- The problem: Can you restate the records below word for word?

## START Dataset content

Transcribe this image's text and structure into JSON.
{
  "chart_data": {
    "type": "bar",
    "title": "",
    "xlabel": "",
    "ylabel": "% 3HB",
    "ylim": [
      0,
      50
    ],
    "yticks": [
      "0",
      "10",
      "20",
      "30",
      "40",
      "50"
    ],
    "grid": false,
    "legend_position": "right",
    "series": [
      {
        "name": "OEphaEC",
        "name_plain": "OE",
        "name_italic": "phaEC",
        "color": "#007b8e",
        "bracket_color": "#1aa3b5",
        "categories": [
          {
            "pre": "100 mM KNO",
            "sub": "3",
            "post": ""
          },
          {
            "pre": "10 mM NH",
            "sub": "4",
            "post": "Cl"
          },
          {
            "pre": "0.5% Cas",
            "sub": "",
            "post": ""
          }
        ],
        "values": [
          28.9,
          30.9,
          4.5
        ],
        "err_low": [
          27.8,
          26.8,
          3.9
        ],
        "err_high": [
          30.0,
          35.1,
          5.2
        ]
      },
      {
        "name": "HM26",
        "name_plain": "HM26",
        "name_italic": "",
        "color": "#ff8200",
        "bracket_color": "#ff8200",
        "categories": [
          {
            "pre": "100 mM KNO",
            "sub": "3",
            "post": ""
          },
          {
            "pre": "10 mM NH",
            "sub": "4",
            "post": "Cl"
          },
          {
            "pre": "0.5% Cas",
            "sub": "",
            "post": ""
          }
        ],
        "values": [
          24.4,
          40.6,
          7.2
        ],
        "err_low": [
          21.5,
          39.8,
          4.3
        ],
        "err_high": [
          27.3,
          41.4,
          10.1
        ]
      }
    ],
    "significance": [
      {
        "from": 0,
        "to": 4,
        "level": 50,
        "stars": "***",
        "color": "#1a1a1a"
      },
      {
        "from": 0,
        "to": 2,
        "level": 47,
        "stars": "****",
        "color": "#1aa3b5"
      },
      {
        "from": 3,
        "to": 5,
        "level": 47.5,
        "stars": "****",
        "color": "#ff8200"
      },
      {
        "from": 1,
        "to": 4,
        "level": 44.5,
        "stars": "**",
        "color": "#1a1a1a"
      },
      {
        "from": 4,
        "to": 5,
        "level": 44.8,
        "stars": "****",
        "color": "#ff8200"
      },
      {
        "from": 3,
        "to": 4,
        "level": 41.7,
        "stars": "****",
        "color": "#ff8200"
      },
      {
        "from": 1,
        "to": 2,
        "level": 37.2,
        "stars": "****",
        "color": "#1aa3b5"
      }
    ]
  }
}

## END Dataset content

- Exercise solution:
Transcribe this image's text and structure into JSON.
{
  "chart_data": {
    "type": "bar",
    "title": "",
    "xlabel": "",
    "ylabel": "% 3HB",
    "ylim": [
      0,
      50
    ],
    "yticks": [
      "0",
      "10",
      "20",
      "30",
      "40",
      "50"
    ],
    "grid": false,
    "legend_position": "right",
    "series": [
      {
        "name": "OEphaEC",
        "name_plain": "OE",
        "name_italic": "phaEC",
        "color": "#007b8e",
        "bracket_color": "#1aa3b5",
        "categories": [
          {
            "pre": "100 mM KNO",
            "sub": "3",
            "post": ""
          },
          {
            "pre": "10 mM NH",
            "sub": "4",
            "post": "Cl"
          },
          {
            "pre": "0.5% Cas",
            "sub": "",
            "post": ""
          }
        ],
        "values": [
          28.9,
          30.9,
          4.5
        ],
        "err_low": [
          27.8,
          26.8,
          3.9
        ],
        "err_high": [
          30.0,
          35.1,
          5.2
        ]
      },
      {
        "name": "HM26",
        "name_plain": "HM26",
        "name_italic": "",
        "color": "#ff8200",
        "bracket_color": "#ff8200",
        "categories": [
          {
            "pre": "100 mM KNO",
            "sub": "3",
            "post": ""
          },
          {
            "pre": "10 mM NH",
            "sub": "4",
            "post": "Cl"
          },
          {
            "pre": "0.5% Cas",
            "sub": "",
            "post": ""
          }
        ],
        "values": [
          24.4,
          40.6,
          7.2
        ],
        "err_low": [
          21.5,
          39.8,
          4.3
        ],
        "err_high": [
          27.3,
          41.4,
          10.1
        ]
      }
    ],
    "significance": [
      {
        "from": 0,
        "to": 4,
        "level": 50,
        "stars": "***",
        "color": "#1a1a1a"
      },
      {
        "from": 0,
        "to": 2,
        "level": 47,
        "stars": "****",
        "color": "#1aa3b5"
      },
      {
        "from": 3,
        "to": 5,
        "level": 47.5,
        "stars": "****",
        "color": "#ff8200"
      },
      {
        "from": 1,
        "to": 4,
        "level": 44.5,
        "stars": "**",
        "color": "#1a1a1a"
      },
      {
        "from": 4,
        "to": 5,
        "level": 44.8,
        "stars": "****",
        "color": "#ff8200"
      },
      {
        "from": 3,
        "to": 4,
        "level": 41.7,
        "stars": "****",
        "color": "#ff8200"
      },
      {
        "from": 1,
        "to": 2,
        "level": 37.2,
        "stars": "****",
        "color": "#1aa3b5"
      }
    ]
  }
}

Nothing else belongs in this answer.